## [SHORT EXERCISE]
Below are the records. List every line holding the word "glyph".

## [DATASET CONTENT]
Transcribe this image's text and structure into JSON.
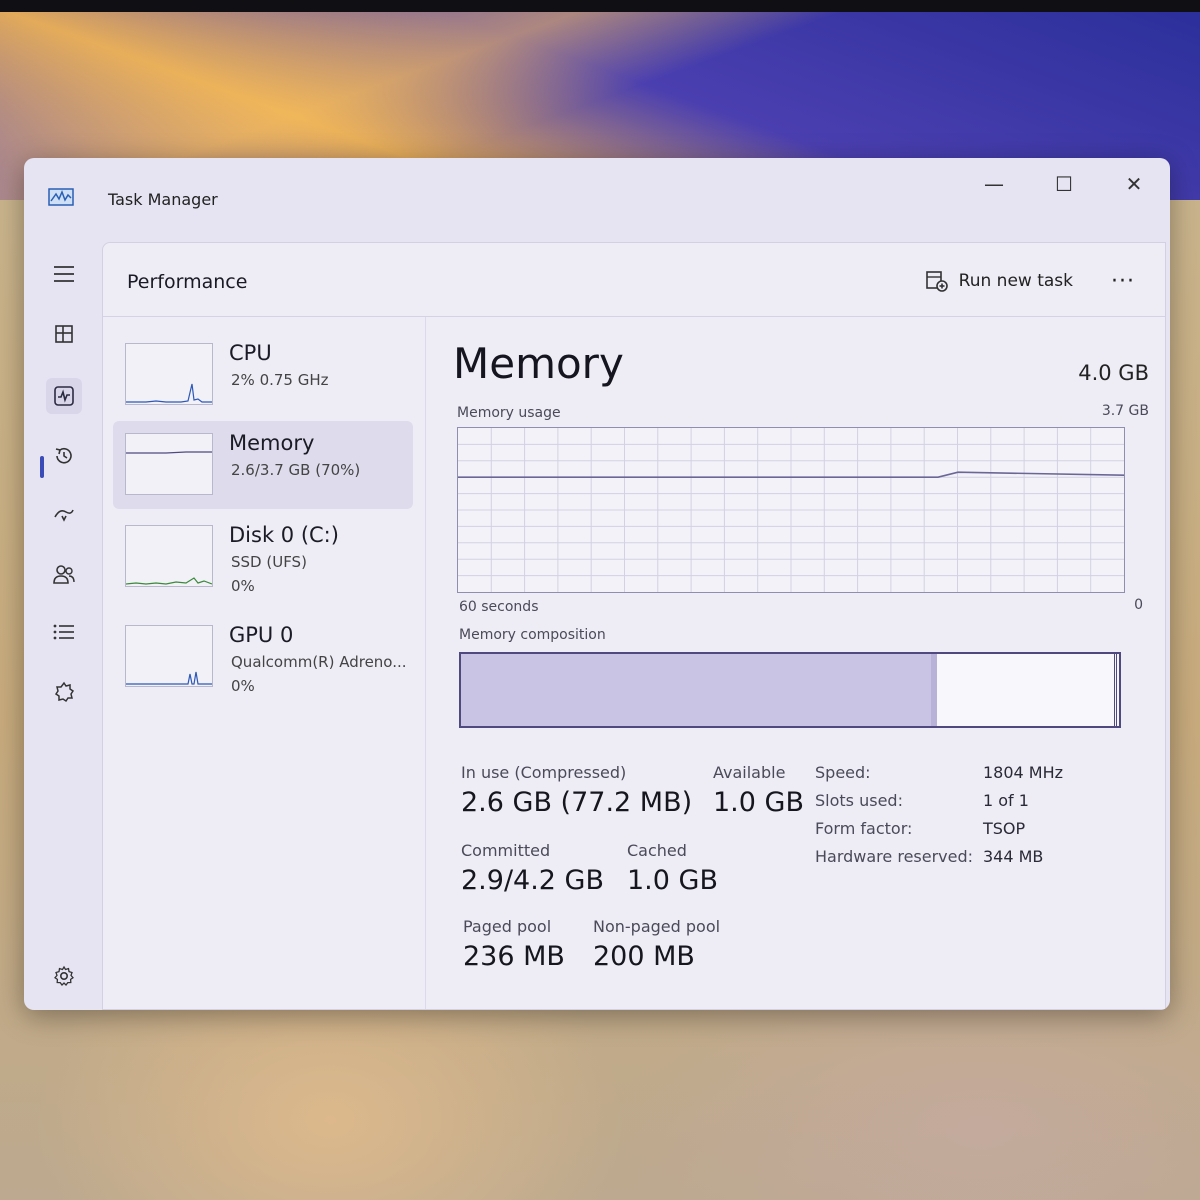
{
  "window": {
    "title": "Task Manager"
  },
  "window_controls": {
    "minimize": "—",
    "maximize": "☐",
    "close": "✕"
  },
  "header": {
    "title": "Performance",
    "run_new_task": "Run new task",
    "more": "···"
  },
  "nav": {
    "items": [
      {
        "name": "hamburger-menu-icon",
        "glyph": "☰"
      },
      {
        "name": "processes-icon",
        "glyph": "▦"
      },
      {
        "name": "performance-icon",
        "glyph": "〰",
        "active": true
      },
      {
        "name": "app-history-icon",
        "glyph": "⟲"
      },
      {
        "name": "startup-apps-icon",
        "glyph": "⤴"
      },
      {
        "name": "users-icon",
        "glyph": "👥"
      },
      {
        "name": "details-icon",
        "glyph": "≣"
      },
      {
        "name": "services-icon",
        "glyph": "⚙"
      },
      {
        "name": "settings-icon",
        "glyph": "⚙"
      }
    ]
  },
  "perf_list": [
    {
      "name": "CPU",
      "sub": "2%  0.75 GHz",
      "sub2": ""
    },
    {
      "name": "Memory",
      "sub": "2.6/3.7 GB (70%)",
      "sub2": ""
    },
    {
      "name": "Disk 0 (C:)",
      "sub": "SSD (UFS)",
      "sub2": "0%"
    },
    {
      "name": "GPU 0",
      "sub": "Qualcomm(R) Adreno...",
      "sub2": "0%"
    }
  ],
  "memory": {
    "title": "Memory",
    "total": "4.0 GB",
    "usage_label": "Memory usage",
    "usage_max": "3.7 GB",
    "time_left": "60 seconds",
    "time_right": "0",
    "composition_label": "Memory composition",
    "composition": {
      "in_use_fraction": 0.715,
      "modified_fraction": 0.008,
      "free_fraction": 0.27
    },
    "usage_fraction": 0.7,
    "stats": {
      "in_use_label": "In use (Compressed)",
      "in_use_value": "2.6 GB (77.2 MB)",
      "available_label": "Available",
      "available_value": "1.0 GB",
      "committed_label": "Committed",
      "committed_value": "2.9/4.2 GB",
      "cached_label": "Cached",
      "cached_value": "1.0 GB",
      "paged_label": "Paged pool",
      "paged_value": "236 MB",
      "nonpaged_label": "Non-paged pool",
      "nonpaged_value": "200 MB"
    },
    "specs": {
      "speed_label": "Speed:",
      "speed_value": "1804 MHz",
      "slots_label": "Slots used:",
      "slots_value": "1 of 1",
      "form_label": "Form factor:",
      "form_value": "TSOP",
      "reserved_label": "Hardware reserved:",
      "reserved_value": "344 MB"
    }
  },
  "colors": {
    "accent": "#3a4bb7",
    "graph_line": "#6a6796",
    "composition_fill": "#c9c3e4",
    "composition_border": "#4e4a80"
  }
}
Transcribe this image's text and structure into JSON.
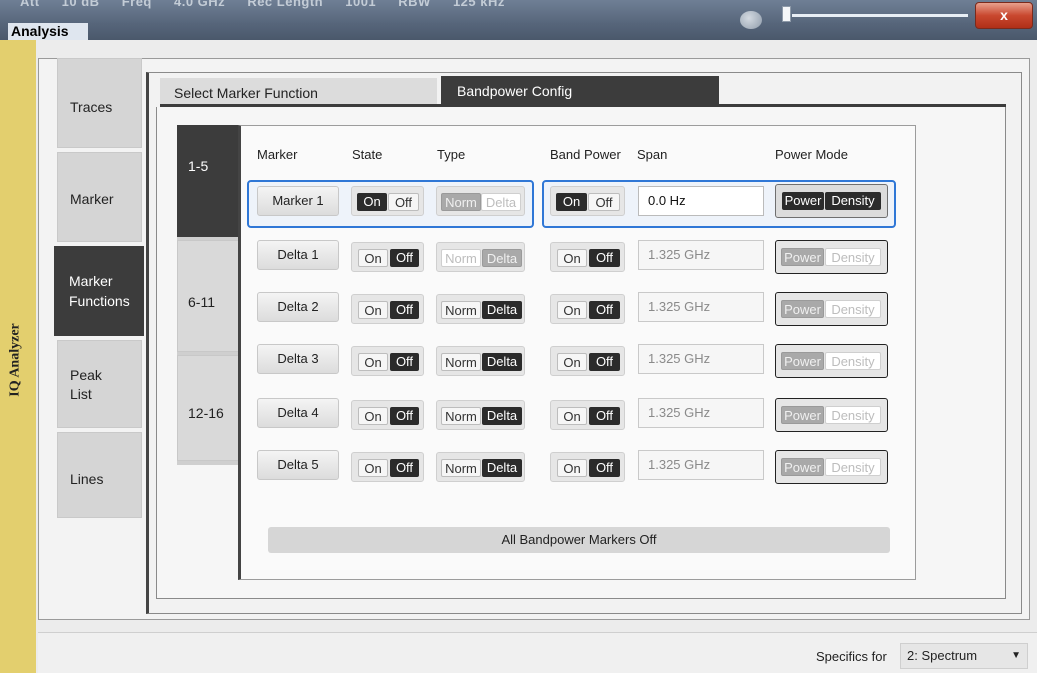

## [TASK RESPONSE]
        "glyph": "☰"
        "glyph": "▦"
        "glyph": "〰",
        "glyph": "⟲"
        "glyph": "⤴"
        "glyph": "👥"
        "glyph": "≣"
        "glyph": "⚙"
        "glyph": "⚙"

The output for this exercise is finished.